▶ Requirement:
From the entries below, copy out every line with "document" in it.

— START OF Data shown —

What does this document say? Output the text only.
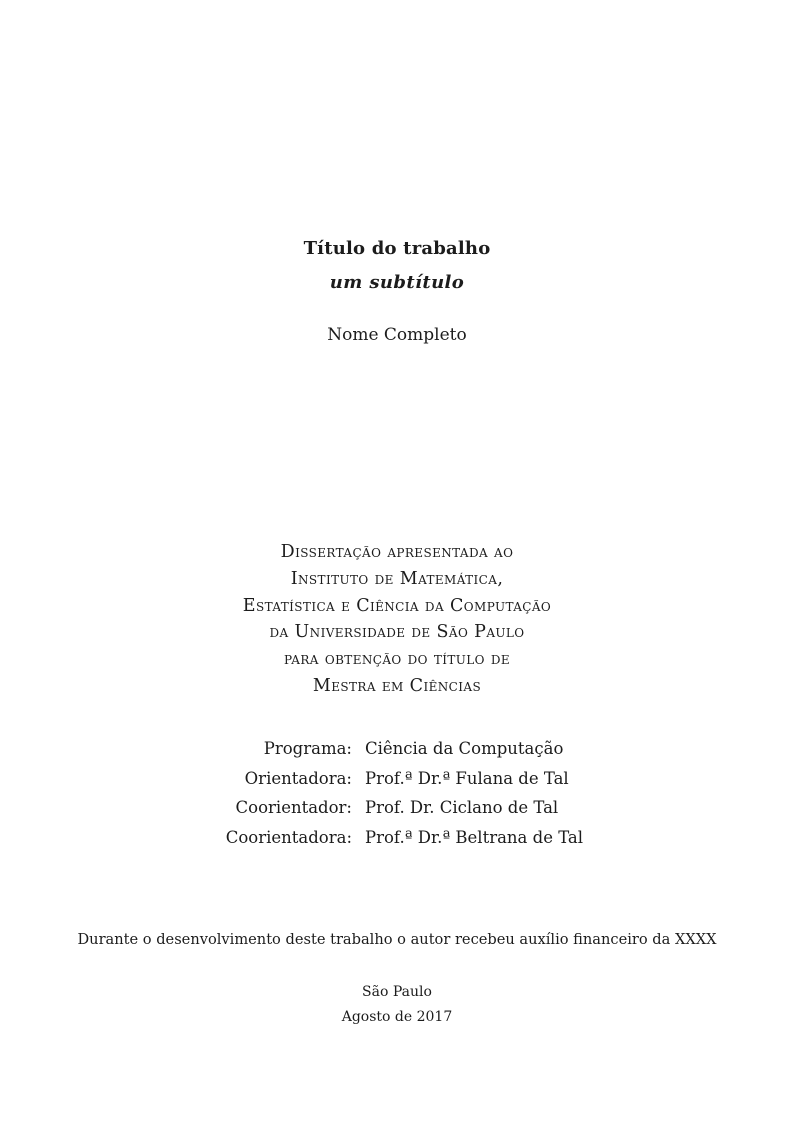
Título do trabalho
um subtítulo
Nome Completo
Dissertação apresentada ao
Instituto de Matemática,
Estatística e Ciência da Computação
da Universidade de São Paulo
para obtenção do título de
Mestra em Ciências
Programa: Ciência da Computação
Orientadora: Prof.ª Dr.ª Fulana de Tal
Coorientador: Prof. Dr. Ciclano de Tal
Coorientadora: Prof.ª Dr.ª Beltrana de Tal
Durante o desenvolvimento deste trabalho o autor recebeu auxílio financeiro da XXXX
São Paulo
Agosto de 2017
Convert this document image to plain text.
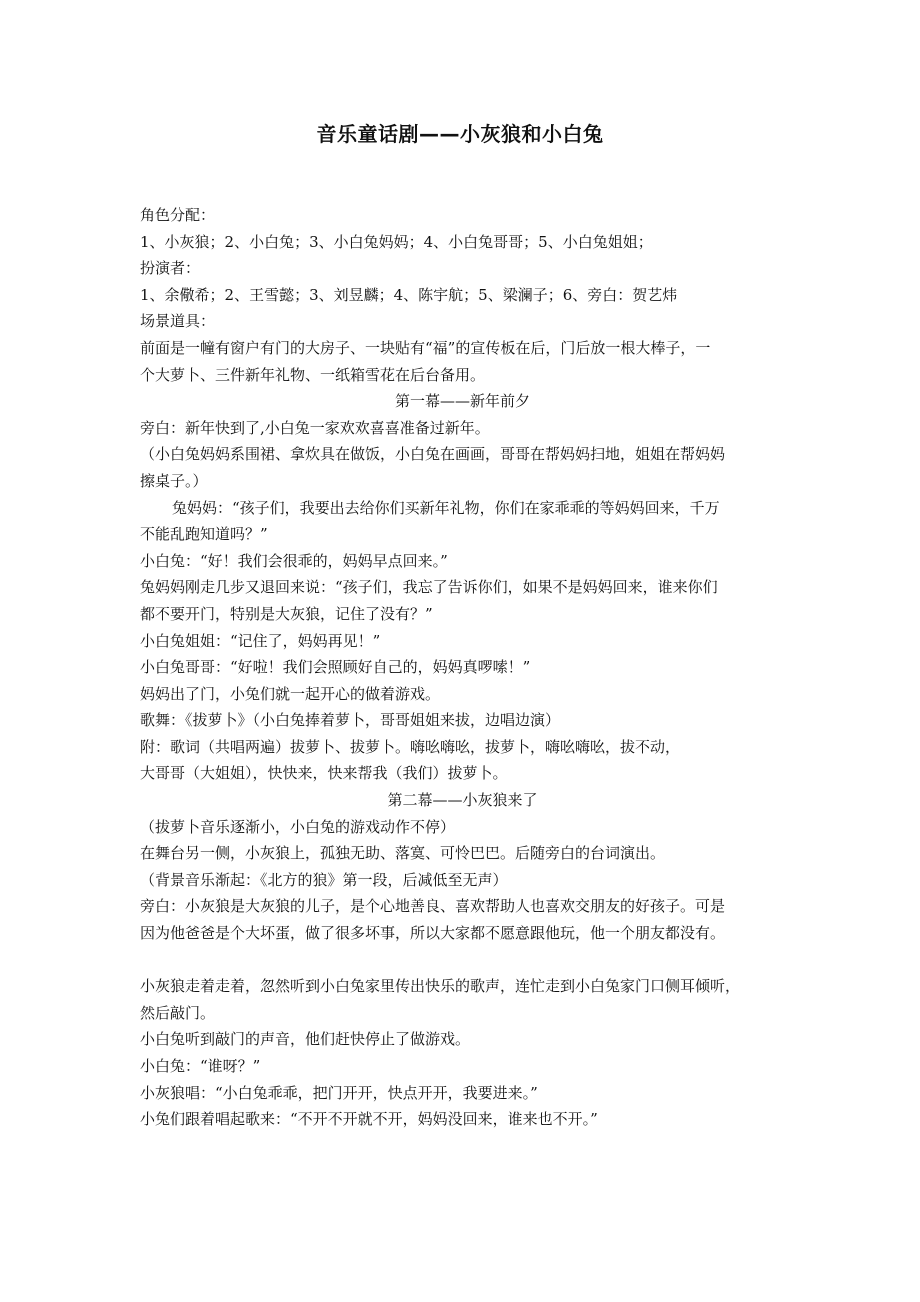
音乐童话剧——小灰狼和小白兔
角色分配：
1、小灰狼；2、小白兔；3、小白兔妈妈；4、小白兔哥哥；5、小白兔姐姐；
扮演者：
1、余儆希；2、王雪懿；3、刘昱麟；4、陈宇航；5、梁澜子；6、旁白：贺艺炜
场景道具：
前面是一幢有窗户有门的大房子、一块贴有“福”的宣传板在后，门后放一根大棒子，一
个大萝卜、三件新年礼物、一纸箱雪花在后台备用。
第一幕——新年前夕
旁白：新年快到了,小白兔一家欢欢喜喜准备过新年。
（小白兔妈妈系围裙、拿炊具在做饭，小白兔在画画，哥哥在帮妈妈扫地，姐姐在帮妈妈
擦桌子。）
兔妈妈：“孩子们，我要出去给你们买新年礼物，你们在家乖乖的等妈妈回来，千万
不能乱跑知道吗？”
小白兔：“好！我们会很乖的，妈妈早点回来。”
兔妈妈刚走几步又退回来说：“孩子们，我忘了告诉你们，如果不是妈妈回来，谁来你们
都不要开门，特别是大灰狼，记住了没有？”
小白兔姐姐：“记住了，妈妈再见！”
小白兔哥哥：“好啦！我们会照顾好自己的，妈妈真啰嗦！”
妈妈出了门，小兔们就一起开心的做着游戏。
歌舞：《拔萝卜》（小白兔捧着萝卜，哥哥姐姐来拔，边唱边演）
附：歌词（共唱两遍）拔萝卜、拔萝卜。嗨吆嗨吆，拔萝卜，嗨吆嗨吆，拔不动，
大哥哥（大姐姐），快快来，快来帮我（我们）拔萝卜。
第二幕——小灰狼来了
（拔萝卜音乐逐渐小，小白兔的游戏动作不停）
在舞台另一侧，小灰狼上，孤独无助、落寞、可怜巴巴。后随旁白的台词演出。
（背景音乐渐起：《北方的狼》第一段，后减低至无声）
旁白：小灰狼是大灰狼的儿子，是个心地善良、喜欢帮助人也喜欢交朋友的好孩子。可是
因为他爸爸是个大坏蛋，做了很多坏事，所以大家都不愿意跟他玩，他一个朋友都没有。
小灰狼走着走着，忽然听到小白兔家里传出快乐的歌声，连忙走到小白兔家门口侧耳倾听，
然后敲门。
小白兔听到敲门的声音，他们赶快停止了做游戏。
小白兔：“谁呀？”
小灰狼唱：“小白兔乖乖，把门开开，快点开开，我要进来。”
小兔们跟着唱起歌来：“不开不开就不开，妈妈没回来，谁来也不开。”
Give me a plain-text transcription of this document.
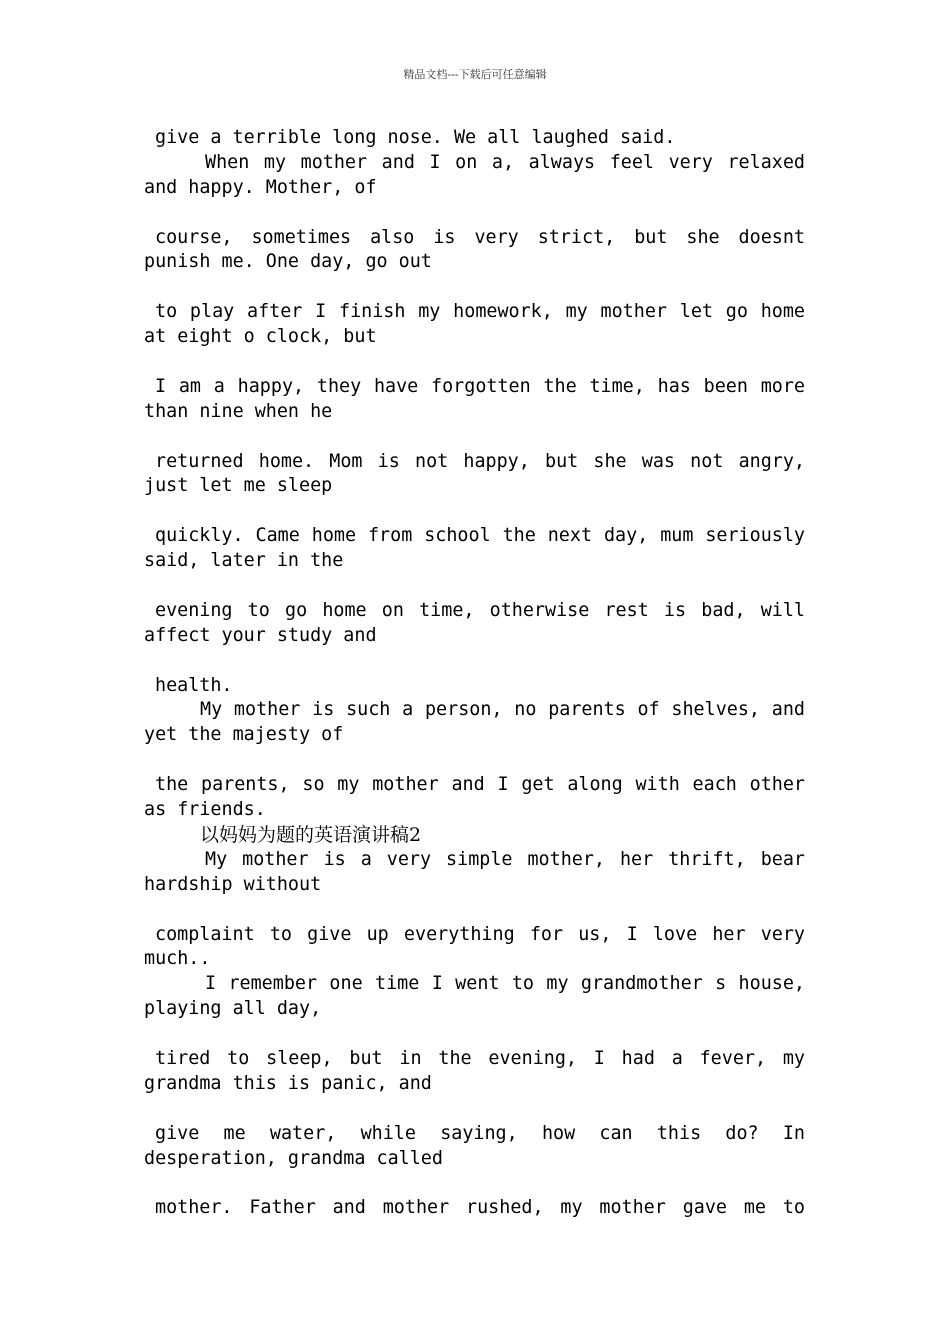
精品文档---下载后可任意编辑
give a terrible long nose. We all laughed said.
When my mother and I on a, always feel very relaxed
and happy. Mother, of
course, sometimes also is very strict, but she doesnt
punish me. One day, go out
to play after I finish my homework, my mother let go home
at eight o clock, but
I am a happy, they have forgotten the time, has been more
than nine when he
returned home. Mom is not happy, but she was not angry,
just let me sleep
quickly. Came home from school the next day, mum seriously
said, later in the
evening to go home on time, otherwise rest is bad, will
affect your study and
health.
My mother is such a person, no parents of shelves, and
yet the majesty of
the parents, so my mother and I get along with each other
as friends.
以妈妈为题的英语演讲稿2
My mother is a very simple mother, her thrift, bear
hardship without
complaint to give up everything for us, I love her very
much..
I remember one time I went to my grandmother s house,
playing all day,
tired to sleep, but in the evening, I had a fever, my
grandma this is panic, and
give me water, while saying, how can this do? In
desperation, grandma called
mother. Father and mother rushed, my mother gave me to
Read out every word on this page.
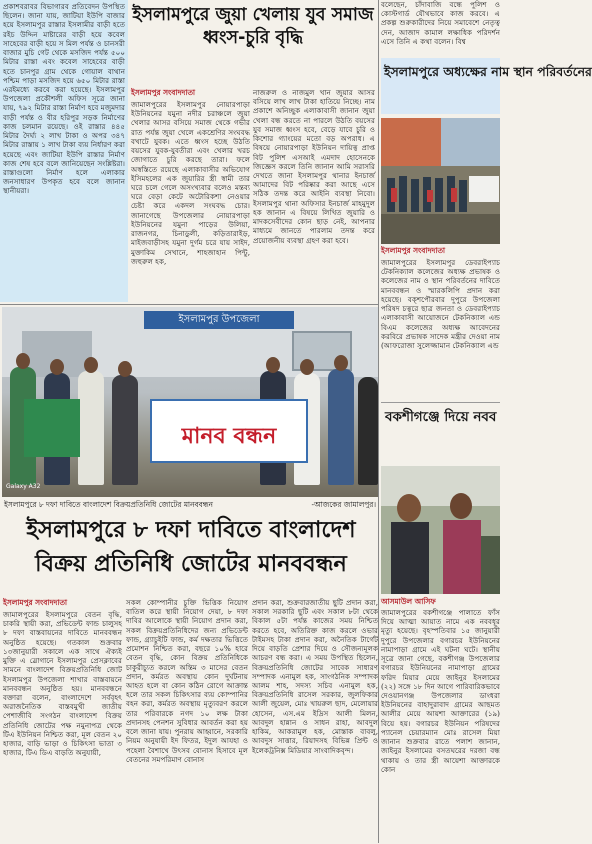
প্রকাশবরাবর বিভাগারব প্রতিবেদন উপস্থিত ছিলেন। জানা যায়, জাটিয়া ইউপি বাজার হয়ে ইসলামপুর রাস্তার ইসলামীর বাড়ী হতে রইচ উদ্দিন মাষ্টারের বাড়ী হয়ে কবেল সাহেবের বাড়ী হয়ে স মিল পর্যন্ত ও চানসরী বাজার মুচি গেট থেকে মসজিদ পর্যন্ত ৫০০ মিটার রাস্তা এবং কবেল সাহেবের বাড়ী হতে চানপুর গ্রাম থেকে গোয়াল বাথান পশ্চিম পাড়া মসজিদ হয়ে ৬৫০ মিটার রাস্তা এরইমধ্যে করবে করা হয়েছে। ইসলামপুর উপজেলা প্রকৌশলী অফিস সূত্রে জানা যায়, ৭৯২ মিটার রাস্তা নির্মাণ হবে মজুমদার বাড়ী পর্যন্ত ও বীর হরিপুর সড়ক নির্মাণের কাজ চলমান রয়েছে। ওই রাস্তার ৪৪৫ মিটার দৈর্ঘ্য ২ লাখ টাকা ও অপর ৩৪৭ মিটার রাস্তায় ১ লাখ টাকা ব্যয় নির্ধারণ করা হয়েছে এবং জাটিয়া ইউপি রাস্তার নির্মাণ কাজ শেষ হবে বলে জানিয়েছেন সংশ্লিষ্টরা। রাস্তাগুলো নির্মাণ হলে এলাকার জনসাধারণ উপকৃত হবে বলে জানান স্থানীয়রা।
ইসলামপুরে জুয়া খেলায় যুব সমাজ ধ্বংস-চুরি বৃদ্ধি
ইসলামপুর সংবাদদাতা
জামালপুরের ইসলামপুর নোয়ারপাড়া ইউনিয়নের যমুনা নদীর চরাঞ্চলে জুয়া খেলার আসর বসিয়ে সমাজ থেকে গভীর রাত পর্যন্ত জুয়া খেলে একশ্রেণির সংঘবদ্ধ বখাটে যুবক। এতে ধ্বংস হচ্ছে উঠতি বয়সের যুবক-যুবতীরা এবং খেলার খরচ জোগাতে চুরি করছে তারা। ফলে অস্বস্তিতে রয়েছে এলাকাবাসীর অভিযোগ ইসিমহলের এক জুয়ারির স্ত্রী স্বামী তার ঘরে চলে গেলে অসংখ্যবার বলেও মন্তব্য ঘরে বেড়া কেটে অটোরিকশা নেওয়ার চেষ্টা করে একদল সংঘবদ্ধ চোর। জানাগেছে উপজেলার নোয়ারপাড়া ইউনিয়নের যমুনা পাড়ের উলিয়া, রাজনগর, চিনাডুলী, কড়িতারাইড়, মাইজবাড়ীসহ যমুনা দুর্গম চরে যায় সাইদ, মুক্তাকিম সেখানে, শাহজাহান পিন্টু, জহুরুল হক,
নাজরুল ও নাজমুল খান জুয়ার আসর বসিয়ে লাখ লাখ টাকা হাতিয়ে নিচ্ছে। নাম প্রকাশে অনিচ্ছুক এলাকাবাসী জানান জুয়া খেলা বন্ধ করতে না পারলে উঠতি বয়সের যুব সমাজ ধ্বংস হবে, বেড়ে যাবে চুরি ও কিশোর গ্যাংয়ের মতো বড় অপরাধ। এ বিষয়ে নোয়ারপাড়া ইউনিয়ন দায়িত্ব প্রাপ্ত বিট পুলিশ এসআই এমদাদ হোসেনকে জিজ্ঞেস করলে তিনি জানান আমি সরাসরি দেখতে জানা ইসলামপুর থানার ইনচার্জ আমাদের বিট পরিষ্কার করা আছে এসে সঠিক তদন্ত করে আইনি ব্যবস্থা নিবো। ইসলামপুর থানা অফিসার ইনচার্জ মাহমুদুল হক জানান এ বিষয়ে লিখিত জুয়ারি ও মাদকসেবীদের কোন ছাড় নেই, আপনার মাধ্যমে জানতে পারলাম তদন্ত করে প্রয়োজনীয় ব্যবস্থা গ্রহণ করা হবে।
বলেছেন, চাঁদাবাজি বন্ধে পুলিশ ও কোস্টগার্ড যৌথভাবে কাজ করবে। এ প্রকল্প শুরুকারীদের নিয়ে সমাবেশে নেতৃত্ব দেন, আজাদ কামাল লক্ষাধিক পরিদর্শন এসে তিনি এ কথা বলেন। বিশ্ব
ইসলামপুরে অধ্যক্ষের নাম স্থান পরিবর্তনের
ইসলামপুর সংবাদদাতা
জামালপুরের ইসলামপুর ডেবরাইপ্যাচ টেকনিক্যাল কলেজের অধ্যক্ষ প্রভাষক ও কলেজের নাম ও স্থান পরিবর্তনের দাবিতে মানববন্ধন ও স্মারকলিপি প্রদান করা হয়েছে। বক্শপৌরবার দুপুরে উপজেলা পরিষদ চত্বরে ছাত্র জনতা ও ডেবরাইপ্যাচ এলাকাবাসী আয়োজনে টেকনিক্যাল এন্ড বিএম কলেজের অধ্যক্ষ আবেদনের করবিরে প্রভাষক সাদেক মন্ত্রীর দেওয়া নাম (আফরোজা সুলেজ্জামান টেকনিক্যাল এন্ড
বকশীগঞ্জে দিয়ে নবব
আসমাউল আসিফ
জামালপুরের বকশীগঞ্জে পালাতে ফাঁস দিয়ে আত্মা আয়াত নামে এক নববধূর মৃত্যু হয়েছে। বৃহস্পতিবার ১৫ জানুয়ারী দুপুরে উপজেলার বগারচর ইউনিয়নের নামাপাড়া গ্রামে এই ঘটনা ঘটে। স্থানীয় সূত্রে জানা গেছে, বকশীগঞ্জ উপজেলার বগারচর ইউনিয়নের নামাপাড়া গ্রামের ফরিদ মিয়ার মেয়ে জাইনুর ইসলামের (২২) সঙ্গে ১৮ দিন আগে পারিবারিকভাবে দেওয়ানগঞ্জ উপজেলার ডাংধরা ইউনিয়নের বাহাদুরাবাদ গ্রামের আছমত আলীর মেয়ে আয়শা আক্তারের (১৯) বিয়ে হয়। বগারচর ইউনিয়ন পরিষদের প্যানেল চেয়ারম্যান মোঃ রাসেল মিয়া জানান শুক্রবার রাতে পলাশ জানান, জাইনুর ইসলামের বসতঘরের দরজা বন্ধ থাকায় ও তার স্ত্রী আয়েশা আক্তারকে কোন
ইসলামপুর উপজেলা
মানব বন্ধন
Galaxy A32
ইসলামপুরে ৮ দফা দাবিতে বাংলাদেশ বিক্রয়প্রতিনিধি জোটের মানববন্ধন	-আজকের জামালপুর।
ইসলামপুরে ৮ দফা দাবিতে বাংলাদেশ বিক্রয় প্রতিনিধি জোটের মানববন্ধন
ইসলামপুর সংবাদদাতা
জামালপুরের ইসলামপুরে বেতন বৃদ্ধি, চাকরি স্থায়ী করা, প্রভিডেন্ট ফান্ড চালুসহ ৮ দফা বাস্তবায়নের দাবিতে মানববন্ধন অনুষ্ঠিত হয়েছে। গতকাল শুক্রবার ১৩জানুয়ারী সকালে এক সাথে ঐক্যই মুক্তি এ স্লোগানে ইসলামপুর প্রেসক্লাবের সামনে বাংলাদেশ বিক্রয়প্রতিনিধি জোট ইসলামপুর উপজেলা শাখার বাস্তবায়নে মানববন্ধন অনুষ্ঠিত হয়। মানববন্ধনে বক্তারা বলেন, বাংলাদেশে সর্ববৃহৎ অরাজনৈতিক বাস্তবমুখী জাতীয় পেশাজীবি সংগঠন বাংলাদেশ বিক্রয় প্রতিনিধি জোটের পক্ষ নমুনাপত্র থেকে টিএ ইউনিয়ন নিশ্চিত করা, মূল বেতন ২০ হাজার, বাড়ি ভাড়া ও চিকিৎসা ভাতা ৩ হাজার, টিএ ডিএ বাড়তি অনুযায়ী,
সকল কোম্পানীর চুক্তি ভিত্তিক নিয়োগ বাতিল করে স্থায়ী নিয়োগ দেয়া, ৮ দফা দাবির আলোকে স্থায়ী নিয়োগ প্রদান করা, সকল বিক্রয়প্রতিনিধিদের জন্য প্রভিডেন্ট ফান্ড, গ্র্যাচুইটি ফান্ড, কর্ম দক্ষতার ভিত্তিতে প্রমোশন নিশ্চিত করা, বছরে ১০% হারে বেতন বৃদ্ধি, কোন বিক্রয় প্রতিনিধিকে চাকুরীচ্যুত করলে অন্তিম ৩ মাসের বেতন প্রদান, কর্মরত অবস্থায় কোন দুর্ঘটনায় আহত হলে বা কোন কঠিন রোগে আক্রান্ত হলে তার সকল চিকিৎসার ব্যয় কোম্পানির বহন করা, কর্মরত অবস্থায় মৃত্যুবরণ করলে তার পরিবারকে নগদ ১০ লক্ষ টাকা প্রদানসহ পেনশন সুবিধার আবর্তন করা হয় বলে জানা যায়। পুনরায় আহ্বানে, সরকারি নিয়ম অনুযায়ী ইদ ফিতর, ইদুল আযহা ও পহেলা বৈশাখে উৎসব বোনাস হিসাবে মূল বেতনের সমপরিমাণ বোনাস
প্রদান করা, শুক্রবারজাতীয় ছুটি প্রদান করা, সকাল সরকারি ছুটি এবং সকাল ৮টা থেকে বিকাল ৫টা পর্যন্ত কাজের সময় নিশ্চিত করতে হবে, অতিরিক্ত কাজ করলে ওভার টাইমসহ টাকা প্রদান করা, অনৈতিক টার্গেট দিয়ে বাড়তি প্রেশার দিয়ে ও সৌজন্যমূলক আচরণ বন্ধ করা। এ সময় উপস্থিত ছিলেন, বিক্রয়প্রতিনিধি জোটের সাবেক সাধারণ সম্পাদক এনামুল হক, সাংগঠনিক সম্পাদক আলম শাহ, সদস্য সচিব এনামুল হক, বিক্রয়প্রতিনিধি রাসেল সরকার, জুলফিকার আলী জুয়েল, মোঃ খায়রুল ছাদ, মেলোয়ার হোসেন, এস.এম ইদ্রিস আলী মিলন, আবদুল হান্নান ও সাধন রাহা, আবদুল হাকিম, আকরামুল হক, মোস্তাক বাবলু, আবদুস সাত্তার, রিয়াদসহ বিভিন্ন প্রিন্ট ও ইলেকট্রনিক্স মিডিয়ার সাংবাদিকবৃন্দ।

— END OF Data shown —

▶ Response below:
What does this document say? Output the text only.
Convert this document image to plain text.
Give me a plain-text transcription of this document.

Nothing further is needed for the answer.